Records from a collection of figures
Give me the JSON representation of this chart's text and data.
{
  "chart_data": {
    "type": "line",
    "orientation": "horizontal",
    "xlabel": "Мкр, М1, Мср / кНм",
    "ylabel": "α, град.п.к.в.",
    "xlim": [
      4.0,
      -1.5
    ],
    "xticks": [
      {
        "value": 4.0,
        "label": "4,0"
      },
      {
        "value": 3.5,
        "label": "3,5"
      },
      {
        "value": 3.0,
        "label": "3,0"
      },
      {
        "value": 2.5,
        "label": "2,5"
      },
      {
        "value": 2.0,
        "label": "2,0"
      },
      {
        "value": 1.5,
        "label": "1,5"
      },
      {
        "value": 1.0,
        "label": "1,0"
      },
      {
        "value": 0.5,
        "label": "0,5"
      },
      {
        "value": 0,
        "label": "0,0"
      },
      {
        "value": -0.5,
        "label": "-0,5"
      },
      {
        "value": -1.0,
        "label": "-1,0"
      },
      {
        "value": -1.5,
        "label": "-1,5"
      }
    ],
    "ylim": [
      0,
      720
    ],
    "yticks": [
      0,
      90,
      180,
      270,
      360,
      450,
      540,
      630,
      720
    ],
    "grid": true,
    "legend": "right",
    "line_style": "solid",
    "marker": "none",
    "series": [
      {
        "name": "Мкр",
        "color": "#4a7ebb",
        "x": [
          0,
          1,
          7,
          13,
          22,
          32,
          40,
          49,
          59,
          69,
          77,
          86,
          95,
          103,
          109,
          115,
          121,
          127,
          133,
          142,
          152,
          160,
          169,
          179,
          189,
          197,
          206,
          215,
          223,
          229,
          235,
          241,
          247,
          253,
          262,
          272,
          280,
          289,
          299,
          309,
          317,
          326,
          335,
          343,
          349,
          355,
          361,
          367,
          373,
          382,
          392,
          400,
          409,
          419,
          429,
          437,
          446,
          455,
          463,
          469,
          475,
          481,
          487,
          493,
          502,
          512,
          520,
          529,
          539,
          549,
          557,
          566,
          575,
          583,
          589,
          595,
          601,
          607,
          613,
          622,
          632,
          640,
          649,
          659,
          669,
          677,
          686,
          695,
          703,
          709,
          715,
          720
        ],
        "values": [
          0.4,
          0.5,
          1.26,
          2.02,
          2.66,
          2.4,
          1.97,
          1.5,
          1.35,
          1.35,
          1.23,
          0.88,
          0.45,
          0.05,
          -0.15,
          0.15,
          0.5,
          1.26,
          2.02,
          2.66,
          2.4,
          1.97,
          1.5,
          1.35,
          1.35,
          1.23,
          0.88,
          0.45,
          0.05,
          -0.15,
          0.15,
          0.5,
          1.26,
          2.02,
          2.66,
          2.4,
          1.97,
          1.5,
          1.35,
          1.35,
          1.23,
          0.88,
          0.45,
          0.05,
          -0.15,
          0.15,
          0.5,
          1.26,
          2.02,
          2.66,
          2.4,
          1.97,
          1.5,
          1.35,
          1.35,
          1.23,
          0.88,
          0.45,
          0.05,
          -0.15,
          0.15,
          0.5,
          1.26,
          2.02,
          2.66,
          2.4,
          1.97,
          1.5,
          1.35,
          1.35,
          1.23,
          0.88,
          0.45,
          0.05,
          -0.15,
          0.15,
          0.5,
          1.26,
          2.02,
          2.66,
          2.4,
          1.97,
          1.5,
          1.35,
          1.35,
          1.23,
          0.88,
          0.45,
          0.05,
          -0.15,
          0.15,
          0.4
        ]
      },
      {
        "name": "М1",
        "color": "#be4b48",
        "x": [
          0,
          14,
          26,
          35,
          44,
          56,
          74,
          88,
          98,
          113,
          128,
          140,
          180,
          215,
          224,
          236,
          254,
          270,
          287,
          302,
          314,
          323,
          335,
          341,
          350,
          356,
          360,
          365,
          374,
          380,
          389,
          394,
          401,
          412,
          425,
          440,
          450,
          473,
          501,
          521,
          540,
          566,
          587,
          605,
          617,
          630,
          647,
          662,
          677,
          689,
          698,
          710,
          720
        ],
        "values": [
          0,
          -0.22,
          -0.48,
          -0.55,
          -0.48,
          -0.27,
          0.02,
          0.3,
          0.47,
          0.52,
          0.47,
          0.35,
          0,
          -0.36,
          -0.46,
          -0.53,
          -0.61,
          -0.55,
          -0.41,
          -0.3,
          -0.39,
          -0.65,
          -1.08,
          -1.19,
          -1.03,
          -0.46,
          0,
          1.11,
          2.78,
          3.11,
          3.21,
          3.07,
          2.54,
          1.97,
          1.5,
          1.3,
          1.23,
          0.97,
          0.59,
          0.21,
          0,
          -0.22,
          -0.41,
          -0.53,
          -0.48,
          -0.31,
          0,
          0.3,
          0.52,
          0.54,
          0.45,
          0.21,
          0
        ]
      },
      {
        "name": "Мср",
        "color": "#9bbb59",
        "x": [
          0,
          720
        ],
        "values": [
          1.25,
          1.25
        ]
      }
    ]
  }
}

## Instruction:
Work out the number of lines above that include the string "color" and write only that number.

## Reply:
3